Objective - Please turn the entries below into a numbered list, leaving out any blank lines.

Data to use -
——————
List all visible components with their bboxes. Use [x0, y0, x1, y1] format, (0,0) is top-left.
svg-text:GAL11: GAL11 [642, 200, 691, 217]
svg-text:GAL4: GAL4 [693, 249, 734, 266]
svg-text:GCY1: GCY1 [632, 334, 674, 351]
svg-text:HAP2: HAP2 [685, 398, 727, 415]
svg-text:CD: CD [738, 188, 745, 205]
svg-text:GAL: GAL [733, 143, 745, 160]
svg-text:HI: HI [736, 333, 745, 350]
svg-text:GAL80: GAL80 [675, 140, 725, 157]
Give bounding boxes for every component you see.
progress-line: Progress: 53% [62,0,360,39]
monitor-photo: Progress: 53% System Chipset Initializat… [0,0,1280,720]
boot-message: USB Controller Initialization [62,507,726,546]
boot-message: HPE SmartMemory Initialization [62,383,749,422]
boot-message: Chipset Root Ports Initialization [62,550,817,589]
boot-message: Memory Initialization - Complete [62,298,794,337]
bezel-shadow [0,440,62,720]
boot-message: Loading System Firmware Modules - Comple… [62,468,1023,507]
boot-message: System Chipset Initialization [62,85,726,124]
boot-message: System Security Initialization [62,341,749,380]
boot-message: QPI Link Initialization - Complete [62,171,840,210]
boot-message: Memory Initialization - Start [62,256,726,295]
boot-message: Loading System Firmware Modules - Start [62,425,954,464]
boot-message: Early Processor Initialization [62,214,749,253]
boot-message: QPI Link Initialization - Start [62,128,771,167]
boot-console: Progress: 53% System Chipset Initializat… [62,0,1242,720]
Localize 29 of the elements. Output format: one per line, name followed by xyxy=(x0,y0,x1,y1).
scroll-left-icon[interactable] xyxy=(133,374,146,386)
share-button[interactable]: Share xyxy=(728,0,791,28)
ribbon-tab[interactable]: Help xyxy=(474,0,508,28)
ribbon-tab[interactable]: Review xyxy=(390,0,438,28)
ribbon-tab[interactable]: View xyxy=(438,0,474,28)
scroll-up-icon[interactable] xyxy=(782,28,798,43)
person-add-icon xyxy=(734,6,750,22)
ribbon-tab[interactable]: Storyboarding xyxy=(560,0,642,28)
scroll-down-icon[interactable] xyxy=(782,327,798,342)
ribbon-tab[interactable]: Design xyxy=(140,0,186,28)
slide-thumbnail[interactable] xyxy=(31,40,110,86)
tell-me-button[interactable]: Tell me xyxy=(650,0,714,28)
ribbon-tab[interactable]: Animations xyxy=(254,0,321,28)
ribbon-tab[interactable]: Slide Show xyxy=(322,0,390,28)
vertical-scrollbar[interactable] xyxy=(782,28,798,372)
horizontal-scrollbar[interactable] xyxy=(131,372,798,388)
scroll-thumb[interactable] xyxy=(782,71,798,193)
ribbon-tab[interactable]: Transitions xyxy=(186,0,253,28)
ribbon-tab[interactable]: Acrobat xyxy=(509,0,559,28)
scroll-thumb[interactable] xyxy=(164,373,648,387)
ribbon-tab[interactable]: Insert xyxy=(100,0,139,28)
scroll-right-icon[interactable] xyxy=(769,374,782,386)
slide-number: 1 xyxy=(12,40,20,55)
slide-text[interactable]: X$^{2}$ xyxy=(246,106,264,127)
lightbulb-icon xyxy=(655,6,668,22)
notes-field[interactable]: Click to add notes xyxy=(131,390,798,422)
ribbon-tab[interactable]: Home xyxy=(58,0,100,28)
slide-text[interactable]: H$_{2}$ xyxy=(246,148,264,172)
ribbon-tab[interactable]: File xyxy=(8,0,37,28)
——————
Output for this task -
1. List all visible components with their bboxes. Use [x0, y0, x1, y1] format, (0,0) is top-left.
2. svg-text:GAL11: GAL11 [642, 200, 691, 217]
3. svg-text:GAL4: GAL4 [693, 249, 734, 266]
4. svg-text:GCY1: GCY1 [632, 334, 674, 351]
5. svg-text:HAP2: HAP2 [685, 398, 727, 415]
6. svg-text:CD: CD [738, 188, 745, 205]
7. svg-text:GAL: GAL [733, 143, 745, 160]
8. svg-text:HI: HI [736, 333, 745, 350]
9. svg-text:GAL80: GAL80 [675, 140, 725, 157]
10. Give bounding boxes for every component you see.
11. progress-line: Progress: 53% [62,0,360,39]
12. monitor-photo: Progress: 53% System Chipset Initializat… [0,0,1280,720]
13. boot-message: USB Controller Initialization [62,507,726,546]
14. boot-message: HPE SmartMemory Initialization [62,383,749,422]
15. boot-message: Chipset Root Ports Initialization [62,550,817,589]
16. boot-message: Memory Initialization - Complete [62,298,794,337]
17. bezel-shadow [0,440,62,720]
18. boot-message: Loading System Firmware Modules - Comple… [62,468,1023,507]
19. boot-message: System Chipset Initialization [62,85,726,124]
20. boot-message: System Security Initialization [62,341,749,380]
21. boot-message: QPI Link Initialization - Complete [62,171,840,210]
22. boot-message: Memory Initialization - Start [62,256,726,295]
23. boot-message: Loading System Firmware Modules - Start [62,425,954,464]
24. boot-message: Early Processor Initialization [62,214,749,253]
25. boot-message: QPI Link Initialization - Start [62,128,771,167]
26. boot-console: Progress: 53% System Chipset Initializat… [62,0,1242,720]
27. Localize 29 of the elements. Output format: one per line, name followed by xyxy=(x0,y0,x1,y1).
28. scroll-left-icon[interactable] xyxy=(133,374,146,386)
29. share-button[interactable]: Share xyxy=(728,0,791,28)
30. ribbon-tab[interactable]: Help xyxy=(474,0,508,28)
31. ribbon-tab[interactable]: Review xyxy=(390,0,438,28)
32. ribbon-tab[interactable]: View xyxy=(438,0,474,28)
33. scroll-up-icon[interactable] xyxy=(782,28,798,43)
34. person-add-icon xyxy=(734,6,750,22)
35. ribbon-tab[interactable]: Storyboarding xyxy=(560,0,642,28)
36. scroll-down-icon[interactable] xyxy=(782,327,798,342)
37. ribbon-tab[interactable]: Design xyxy=(140,0,186,28)
38. slide-thumbnail[interactable] xyxy=(31,40,110,86)
39. tell-me-button[interactable]: Tell me xyxy=(650,0,714,28)
40. ribbon-tab[interactable]: Animations xyxy=(254,0,321,28)
41. ribbon-tab[interactable]: Slide Show xyxy=(322,0,390,28)
42. vertical-scrollbar[interactable] xyxy=(782,28,798,372)
43. horizontal-scrollbar[interactable] xyxy=(131,372,798,388)
44. scroll-thumb[interactable] xyxy=(782,71,798,193)
45. ribbon-tab[interactable]: Transitions xyxy=(186,0,253,28)
46. ribbon-tab[interactable]: Acrobat xyxy=(509,0,559,28)
47. scroll-thumb[interactable] xyxy=(164,373,648,387)
48. ribbon-tab[interactable]: Insert xyxy=(100,0,139,28)
49. scroll-right-icon[interactable] xyxy=(769,374,782,386)
50. slide-number: 1 xyxy=(12,40,20,55)
51. slide-text[interactable]: X$^{2}$ xyxy=(246,106,264,127)
52. lightbulb-icon xyxy=(655,6,668,22)
53. notes-field[interactable]: Click to add notes xyxy=(131,390,798,422)
54. ribbon-tab[interactable]: Home xyxy=(58,0,100,28)
55. slide-text[interactable]: H$_{2}$ xyxy=(246,148,264,172)
56. ribbon-tab[interactable]: File xyxy=(8,0,37,28)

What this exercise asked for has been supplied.